[Start DATA LINES]

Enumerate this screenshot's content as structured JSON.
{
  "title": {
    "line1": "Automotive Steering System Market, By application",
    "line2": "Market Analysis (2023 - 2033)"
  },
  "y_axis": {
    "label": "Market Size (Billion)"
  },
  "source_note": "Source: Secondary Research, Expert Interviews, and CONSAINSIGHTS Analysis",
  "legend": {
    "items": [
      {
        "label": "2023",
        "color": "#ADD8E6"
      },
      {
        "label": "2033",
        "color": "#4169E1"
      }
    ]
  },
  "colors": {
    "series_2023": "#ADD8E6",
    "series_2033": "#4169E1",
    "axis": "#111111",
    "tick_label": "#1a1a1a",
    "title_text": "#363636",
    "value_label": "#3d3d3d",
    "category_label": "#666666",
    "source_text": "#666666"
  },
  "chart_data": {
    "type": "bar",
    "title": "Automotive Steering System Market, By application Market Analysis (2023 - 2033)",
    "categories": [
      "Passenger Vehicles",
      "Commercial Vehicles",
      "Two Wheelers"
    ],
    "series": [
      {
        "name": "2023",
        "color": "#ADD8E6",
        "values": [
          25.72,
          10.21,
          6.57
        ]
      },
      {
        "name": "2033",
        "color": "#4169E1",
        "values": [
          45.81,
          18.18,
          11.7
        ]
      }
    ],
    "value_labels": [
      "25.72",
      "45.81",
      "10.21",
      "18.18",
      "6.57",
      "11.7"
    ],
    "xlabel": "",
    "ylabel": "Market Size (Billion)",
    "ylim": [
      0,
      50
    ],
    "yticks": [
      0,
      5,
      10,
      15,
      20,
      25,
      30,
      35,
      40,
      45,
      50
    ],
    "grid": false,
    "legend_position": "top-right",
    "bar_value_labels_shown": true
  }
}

[End DATA LINES]

■ **INSTRUCTIONS FOR THE TASK**: Nothing should be left out: return all of the records exactly.

■ **THE RESPONSE**:
Enumerate this screenshot's content as structured JSON.
{
  "title": {
    "line1": "Automotive Steering System Market, By application",
    "line2": "Market Analysis (2023 - 2033)"
  },
  "y_axis": {
    "label": "Market Size (Billion)"
  },
  "source_note": "Source: Secondary Research, Expert Interviews, and CONSAINSIGHTS Analysis",
  "legend": {
    "items": [
      {
        "label": "2023",
        "color": "#ADD8E6"
      },
      {
        "label": "2033",
        "color": "#4169E1"
      }
    ]
  },
  "colors": {
    "series_2023": "#ADD8E6",
    "series_2033": "#4169E1",
    "axis": "#111111",
    "tick_label": "#1a1a1a",
    "title_text": "#363636",
    "value_label": "#3d3d3d",
    "category_label": "#666666",
    "source_text": "#666666"
  },
  "chart_data": {
    "type": "bar",
    "title": "Automotive Steering System Market, By application Market Analysis (2023 - 2033)",
    "categories": [
      "Passenger Vehicles",
      "Commercial Vehicles",
      "Two Wheelers"
    ],
    "series": [
      {
        "name": "2023",
        "color": "#ADD8E6",
        "values": [
          25.72,
          10.21,
          6.57
        ]
      },
      {
        "name": "2033",
        "color": "#4169E1",
        "values": [
          45.81,
          18.18,
          11.7
        ]
      }
    ],
    "value_labels": [
      "25.72",
      "45.81",
      "10.21",
      "18.18",
      "6.57",
      "11.7"
    ],
    "xlabel": "",
    "ylabel": "Market Size (Billion)",
    "ylim": [
      0,
      50
    ],
    "yticks": [
      0,
      5,
      10,
      15,
      20,
      25,
      30,
      35,
      40,
      45,
      50
    ],
    "grid": false,
    "legend_position": "top-right",
    "bar_value_labels_shown": true
  }
}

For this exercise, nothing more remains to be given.